- Problem to work on: Copy the listing verbatim, excluding any images found in it.

- Source data:
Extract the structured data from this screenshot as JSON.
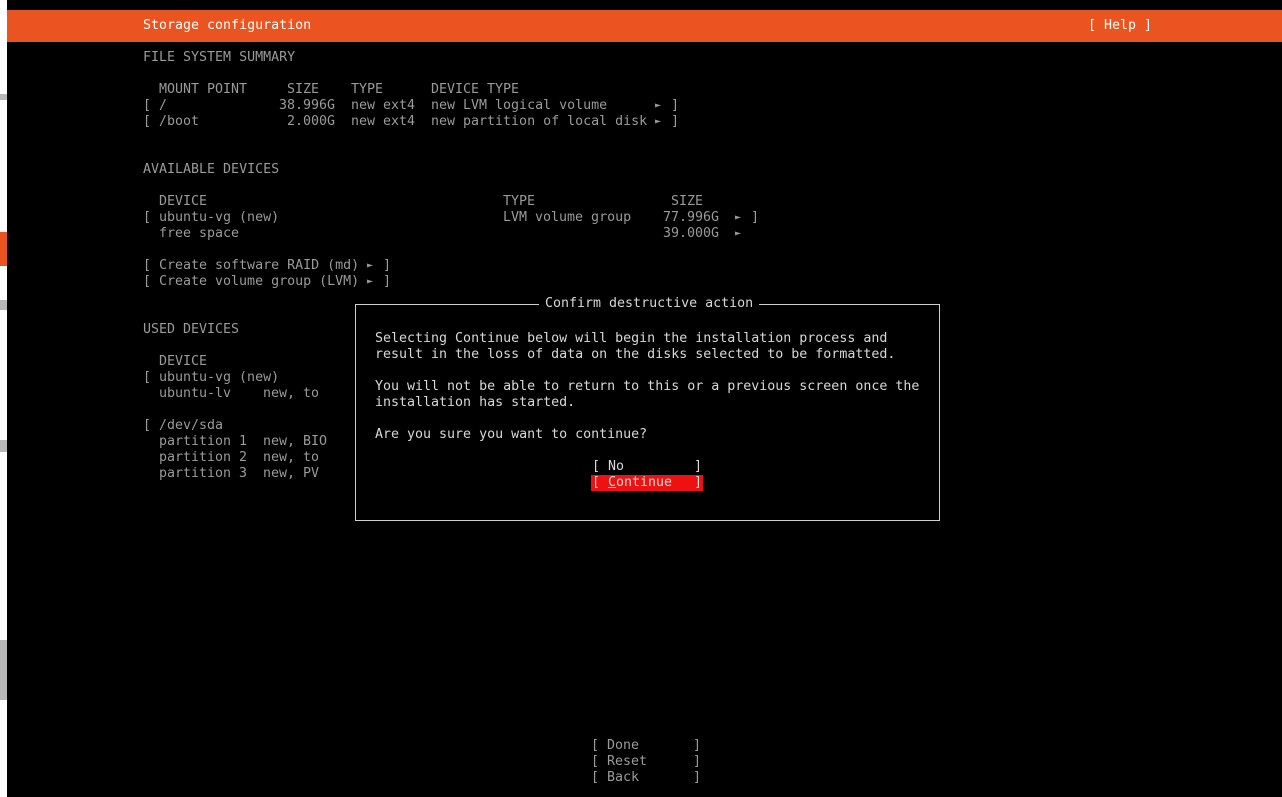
{
  "header": {
    "title": "Storage configuration",
    "help_label": "[ Help ]"
  },
  "fs_summary": {
    "heading": "FILE SYSTEM SUMMARY",
    "columns": [
      "MOUNT POINT",
      "SIZE",
      "TYPE",
      "DEVICE TYPE"
    ],
    "rows": [
      {
        "mount": "/",
        "size": "38.996G",
        "type": "new ext4",
        "device_type": "new LVM logical volume"
      },
      {
        "mount": "/boot",
        "size": "2.000G",
        "type": "new ext4",
        "device_type": "new partition of local disk"
      }
    ]
  },
  "available": {
    "heading": "AVAILABLE DEVICES",
    "columns": [
      "DEVICE",
      "TYPE",
      "SIZE"
    ],
    "rows": [
      {
        "device": "ubuntu-vg (new)",
        "type": "LVM volume group",
        "size": "77.996G"
      },
      {
        "device": "free space",
        "type": "",
        "size": "39.000G"
      }
    ],
    "actions": [
      "Create software RAID (md)",
      "Create volume group (LVM)"
    ]
  },
  "used": {
    "heading": "USED DEVICES",
    "column": "DEVICE",
    "groups": [
      {
        "device": "ubuntu-vg (new)",
        "children": [
          {
            "name": "ubuntu-lv",
            "info": "new, to"
          }
        ]
      },
      {
        "device": "/dev/sda",
        "children": [
          {
            "name": "partition 1",
            "info": "new, BIO"
          },
          {
            "name": "partition 2",
            "info": "new, to"
          },
          {
            "name": "partition 3",
            "info": "new, PV"
          }
        ]
      }
    ]
  },
  "dialog": {
    "title": "Confirm destructive action",
    "para1_line1": "Selecting Continue below will begin the installation process and",
    "para1_line2": "result in the loss of data on the disks selected to be formatted.",
    "para2_line1": "You will not be able to return to this or a previous screen once the",
    "para2_line2": "installation has started.",
    "question": "Are you sure you want to continue?",
    "no_label": "No",
    "continue_first": "C",
    "continue_rest": "ontinue",
    "selected": "Continue"
  },
  "footer": {
    "buttons": [
      "Done",
      "Reset",
      "Back"
    ]
  },
  "glyphs": {
    "open": "[",
    "close": "]",
    "arrow": "►"
  },
  "colors": {
    "header_bg": "#e95420",
    "selected_bg": "#ee1111",
    "text": "#9a9a9a"
  }
}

- Task answer:
Extract the structured data from this screenshot as JSON.
{
  "header": {
    "title": "Storage configuration",
    "help_label": "[ Help ]"
  },
  "fs_summary": {
    "heading": "FILE SYSTEM SUMMARY",
    "columns": [
      "MOUNT POINT",
      "SIZE",
      "TYPE",
      "DEVICE TYPE"
    ],
    "rows": [
      {
        "mount": "/",
        "size": "38.996G",
        "type": "new ext4",
        "device_type": "new LVM logical volume"
      },
      {
        "mount": "/boot",
        "size": "2.000G",
        "type": "new ext4",
        "device_type": "new partition of local disk"
      }
    ]
  },
  "available": {
    "heading": "AVAILABLE DEVICES",
    "columns": [
      "DEVICE",
      "TYPE",
      "SIZE"
    ],
    "rows": [
      {
        "device": "ubuntu-vg (new)",
        "type": "LVM volume group",
        "size": "77.996G"
      },
      {
        "device": "free space",
        "type": "",
        "size": "39.000G"
      }
    ],
    "actions": [
      "Create software RAID (md)",
      "Create volume group (LVM)"
    ]
  },
  "used": {
    "heading": "USED DEVICES",
    "column": "DEVICE",
    "groups": [
      {
        "device": "ubuntu-vg (new)",
        "children": [
          {
            "name": "ubuntu-lv",
            "info": "new, to"
          }
        ]
      },
      {
        "device": "/dev/sda",
        "children": [
          {
            "name": "partition 1",
            "info": "new, BIO"
          },
          {
            "name": "partition 2",
            "info": "new, to"
          },
          {
            "name": "partition 3",
            "info": "new, PV"
          }
        ]
      }
    ]
  },
  "dialog": {
    "title": "Confirm destructive action",
    "para1_line1": "Selecting Continue below will begin the installation process and",
    "para1_line2": "result in the loss of data on the disks selected to be formatted.",
    "para2_line1": "You will not be able to return to this or a previous screen once the",
    "para2_line2": "installation has started.",
    "question": "Are you sure you want to continue?",
    "no_label": "No",
    "continue_first": "C",
    "continue_rest": "ontinue",
    "selected": "Continue"
  },
  "footer": {
    "buttons": [
      "Done",
      "Reset",
      "Back"
    ]
  },
  "glyphs": {
    "open": "[",
    "close": "]",
    "arrow": "►"
  },
  "colors": {
    "header_bg": "#e95420",
    "selected_bg": "#ee1111",
    "text": "#9a9a9a"
  }
}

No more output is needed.